[Rows from a dataset]
## Begin
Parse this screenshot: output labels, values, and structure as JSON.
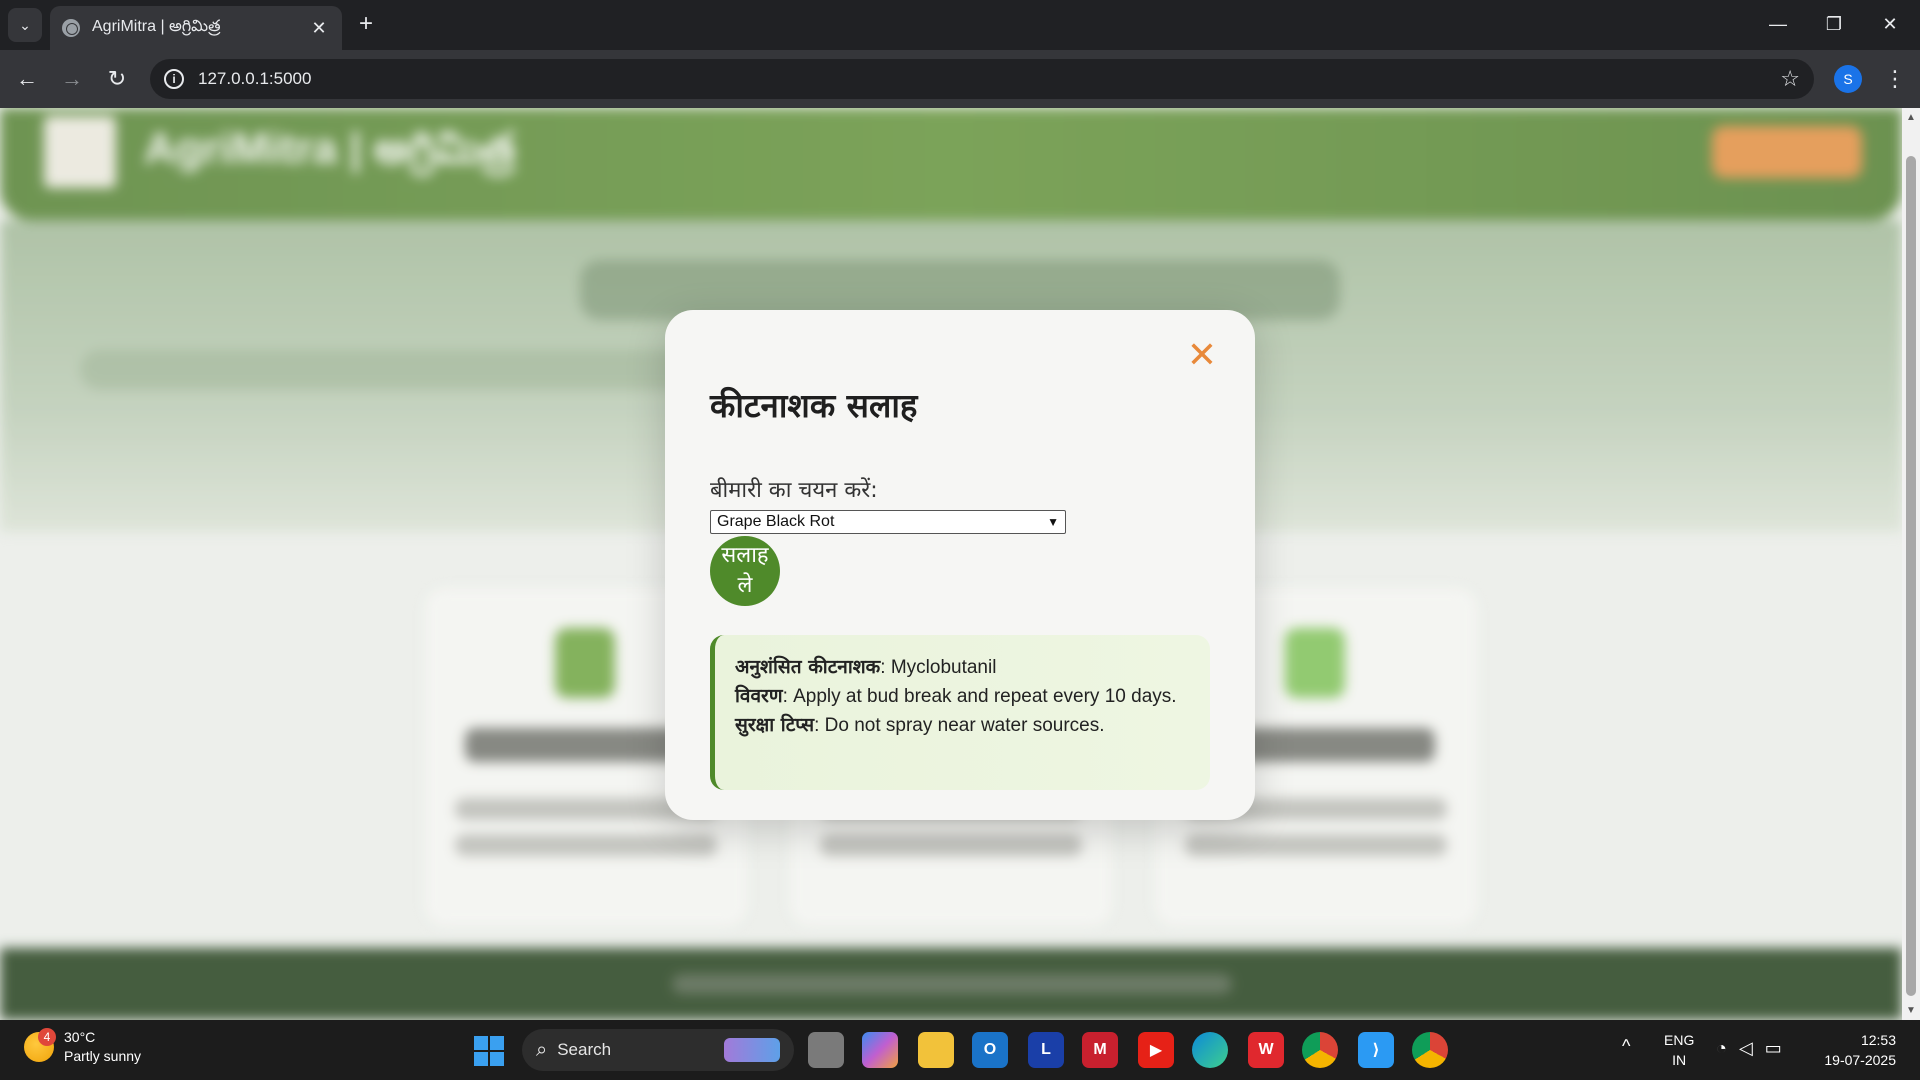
{
  "browser": {
    "tab_title": "AgriMitra | అగ్రిమిత్ర",
    "url": "127.0.0.1:5000",
    "profile_initial": "S",
    "new_tab_label": "+",
    "close_tab_glyph": "✕"
  },
  "modal": {
    "title": "कीटनाशक सलाह",
    "close_glyph": "✕",
    "select_label": "बीमारी का चयन करें:",
    "selected_disease": "Grape Black Rot",
    "submit_label": "सलाह ले",
    "result": {
      "pesticide_key": "अनुशंसित कीटनाशक",
      "pesticide_value": ": Myclobutanil",
      "description_key": "विवरण",
      "description_value": ": Apply at bud break and repeat every 10 days.",
      "safety_key": "सुरक्षा टिप्स",
      "safety_value": ": Do not spray near water sources."
    },
    "accent_color": "#4f8a2a",
    "close_color": "#e8893a"
  },
  "taskbar": {
    "weather_temp": "30°C",
    "weather_desc": "Partly sunny",
    "weather_badge": "4",
    "search_label": "Search",
    "lang_line1": "ENG",
    "lang_line2": "IN",
    "time": "12:53",
    "date": "19-07-2025",
    "apps": [
      "task-view",
      "copilot",
      "file-explorer",
      "outlook",
      "l-app",
      "mcafee",
      "youtube",
      "edge",
      "wps-office",
      "chrome-profile-s",
      "vscode",
      "chrome-active"
    ]
  }
}
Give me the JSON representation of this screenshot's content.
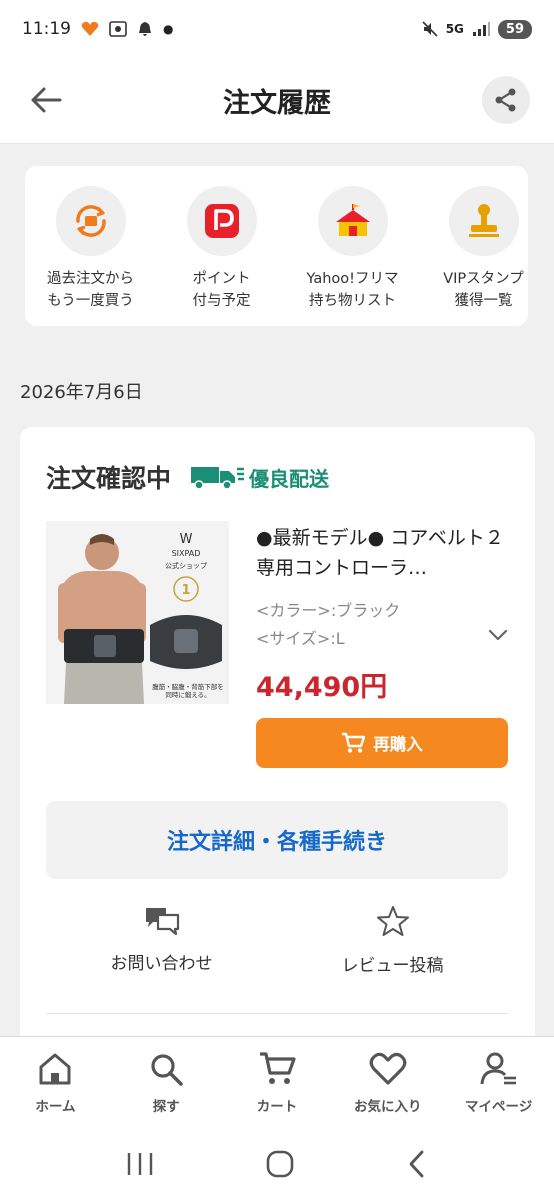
{
  "status_bar": {
    "time": "11:19",
    "network": "5G",
    "battery": "59"
  },
  "header": {
    "title": "注文履歴",
    "back_icon": "arrow-left-icon",
    "share_icon": "share-icon"
  },
  "quick_links": [
    {
      "line1": "過去注文から",
      "line2": "もう一度買う",
      "icon": "reorder-cycle-icon",
      "color": "#f07a1c"
    },
    {
      "line1": "ポイント",
      "line2": "付与予定",
      "icon": "paypay-points-icon",
      "color": "#e8202a"
    },
    {
      "line1": "Yahoo!フリマ",
      "line2": "持ち物リスト",
      "icon": "tent-icon",
      "color": "#e8202a"
    },
    {
      "line1": "VIPスタンプ",
      "line2": "獲得一覧",
      "icon": "stamp-icon",
      "color": "#e8a000"
    }
  ],
  "order": {
    "date": "2026年7月6日",
    "status": "注文確認中",
    "shipping_badge": "優良配送",
    "product_title": "●最新モデル● コアベルト２専用コントローラ…",
    "color_attr": "<カラー>:ブラック",
    "size_attr": "<サイズ>:L",
    "price": "44,490円",
    "rebuy_label": "再購入",
    "detail_label": "注文詳細・各種手続き",
    "contact_label": "お問い合わせ",
    "review_label": "レビュー投稿",
    "image_brand": "SIXPAD",
    "image_shop": "公式ショップ",
    "image_caption": "腹筋・脇腹・背筋下部を\n同時に鍛える。"
  },
  "bottom_nav": [
    {
      "label": "ホーム",
      "icon": "home-icon"
    },
    {
      "label": "探す",
      "icon": "search-icon"
    },
    {
      "label": "カート",
      "icon": "cart-icon"
    },
    {
      "label": "お気に入り",
      "icon": "heart-icon"
    },
    {
      "label": "マイページ",
      "icon": "user-icon"
    }
  ],
  "colors": {
    "accent_orange": "#f5891f",
    "price_red": "#c8282d",
    "link_blue": "#1669c9",
    "shipping_green": "#1a8f76"
  }
}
## End
Pictures in the records must not appear in the copy; transcribe everything else precisely.

Parse this screenshot: output labels, values, and structure as JSON.
{
  "browser": {
    "tab_title": "AgriMitra | అగ్రిమిత్ర",
    "url": "127.0.0.1:5000",
    "profile_initial": "S",
    "new_tab_label": "+",
    "close_tab_glyph": "✕"
  },
  "modal": {
    "title": "कीटनाशक सलाह",
    "close_glyph": "✕",
    "select_label": "बीमारी का चयन करें:",
    "selected_disease": "Grape Black Rot",
    "submit_label": "सलाह ले",
    "result": {
      "pesticide_key": "अनुशंसित कीटनाशक",
      "pesticide_value": ": Myclobutanil",
      "description_key": "विवरण",
      "description_value": ": Apply at bud break and repeat every 10 days.",
      "safety_key": "सुरक्षा टिप्स",
      "safety_value": ": Do not spray near water sources."
    },
    "accent_color": "#4f8a2a",
    "close_color": "#e8893a"
  },
  "taskbar": {
    "weather_temp": "30°C",
    "weather_desc": "Partly sunny",
    "weather_badge": "4",
    "search_label": "Search",
    "lang_line1": "ENG",
    "lang_line2": "IN",
    "time": "12:53",
    "date": "19-07-2025",
    "apps": [
      "task-view",
      "copilot",
      "file-explorer",
      "outlook",
      "l-app",
      "mcafee",
      "youtube",
      "edge",
      "wps-office",
      "chrome-profile-s",
      "vscode",
      "chrome-active"
    ]
  }
}
Give me the JSON representation of this screenshot's content.
{
  "status_bar": {
    "time": "11:19",
    "network": "5G",
    "battery": "59"
  },
  "header": {
    "title": "注文履歴",
    "back_icon": "arrow-left-icon",
    "share_icon": "share-icon"
  },
  "quick_links": [
    {
      "line1": "過去注文から",
      "line2": "もう一度買う",
      "icon": "reorder-cycle-icon",
      "color": "#f07a1c"
    },
    {
      "line1": "ポイント",
      "line2": "付与予定",
      "icon": "paypay-points-icon",
      "color": "#e8202a"
    },
    {
      "line1": "Yahoo!フリマ",
      "line2": "持ち物リスト",
      "icon": "tent-icon",
      "color": "#e8202a"
    },
    {
      "line1": "VIPスタンプ",
      "line2": "獲得一覧",
      "icon": "stamp-icon",
      "color": "#e8a000"
    }
  ],
  "order": {
    "date": "2026年7月6日",
    "status": "注文確認中",
    "shipping_badge": "優良配送",
    "product_title": "●最新モデル● コアベルト２専用コントローラ…",
    "color_attr": "<カラー>:ブラック",
    "size_attr": "<サイズ>:L",
    "price": "44,490円",
    "rebuy_label": "再購入",
    "detail_label": "注文詳細・各種手続き",
    "contact_label": "お問い合わせ",
    "review_label": "レビュー投稿",
    "image_brand": "SIXPAD",
    "image_shop": "公式ショップ",
    "image_caption": "腹筋・脇腹・背筋下部を\n同時に鍛える。"
  },
  "bottom_nav": [
    {
      "label": "ホーム",
      "icon": "home-icon"
    },
    {
      "label": "探す",
      "icon": "search-icon"
    },
    {
      "label": "カート",
      "icon": "cart-icon"
    },
    {
      "label": "お気に入り",
      "icon": "heart-icon"
    },
    {
      "label": "マイページ",
      "icon": "user-icon"
    }
  ],
  "colors": {
    "accent_orange": "#f5891f",
    "price_red": "#c8282d",
    "link_blue": "#1669c9",
    "shipping_green": "#1a8f76"
  }
}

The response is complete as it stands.